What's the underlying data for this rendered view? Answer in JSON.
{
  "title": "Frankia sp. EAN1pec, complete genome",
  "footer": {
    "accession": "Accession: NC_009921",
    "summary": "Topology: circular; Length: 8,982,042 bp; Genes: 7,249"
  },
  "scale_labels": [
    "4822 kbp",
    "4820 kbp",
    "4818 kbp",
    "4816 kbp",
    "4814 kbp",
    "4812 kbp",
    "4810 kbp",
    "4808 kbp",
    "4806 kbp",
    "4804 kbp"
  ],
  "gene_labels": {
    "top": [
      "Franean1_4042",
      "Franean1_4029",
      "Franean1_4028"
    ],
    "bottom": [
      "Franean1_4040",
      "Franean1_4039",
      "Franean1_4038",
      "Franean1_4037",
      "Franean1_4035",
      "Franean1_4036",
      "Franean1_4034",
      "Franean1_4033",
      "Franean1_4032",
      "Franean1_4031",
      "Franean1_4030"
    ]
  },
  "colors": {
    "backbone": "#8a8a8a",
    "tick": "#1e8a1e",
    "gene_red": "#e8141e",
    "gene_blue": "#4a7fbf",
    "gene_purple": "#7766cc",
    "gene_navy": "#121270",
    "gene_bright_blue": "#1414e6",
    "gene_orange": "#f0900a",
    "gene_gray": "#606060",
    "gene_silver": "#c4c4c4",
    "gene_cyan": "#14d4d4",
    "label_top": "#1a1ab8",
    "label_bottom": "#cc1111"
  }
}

------

WORK ITEM – Copy the material above, line for line.

EXERCISE SOLUTION –
What's the underlying data for this rendered view? Answer in JSON.
{
  "title": "Frankia sp. EAN1pec, complete genome",
  "footer": {
    "accession": "Accession: NC_009921",
    "summary": "Topology: circular; Length: 8,982,042 bp; Genes: 7,249"
  },
  "scale_labels": [
    "4822 kbp",
    "4820 kbp",
    "4818 kbp",
    "4816 kbp",
    "4814 kbp",
    "4812 kbp",
    "4810 kbp",
    "4808 kbp",
    "4806 kbp",
    "4804 kbp"
  ],
  "gene_labels": {
    "top": [
      "Franean1_4042",
      "Franean1_4029",
      "Franean1_4028"
    ],
    "bottom": [
      "Franean1_4040",
      "Franean1_4039",
      "Franean1_4038",
      "Franean1_4037",
      "Franean1_4035",
      "Franean1_4036",
      "Franean1_4034",
      "Franean1_4033",
      "Franean1_4032",
      "Franean1_4031",
      "Franean1_4030"
    ]
  },
  "colors": {
    "backbone": "#8a8a8a",
    "tick": "#1e8a1e",
    "gene_red": "#e8141e",
    "gene_blue": "#4a7fbf",
    "gene_purple": "#7766cc",
    "gene_navy": "#121270",
    "gene_bright_blue": "#1414e6",
    "gene_orange": "#f0900a",
    "gene_gray": "#606060",
    "gene_silver": "#c4c4c4",
    "gene_cyan": "#14d4d4",
    "label_top": "#1a1ab8",
    "label_bottom": "#cc1111"
  }
}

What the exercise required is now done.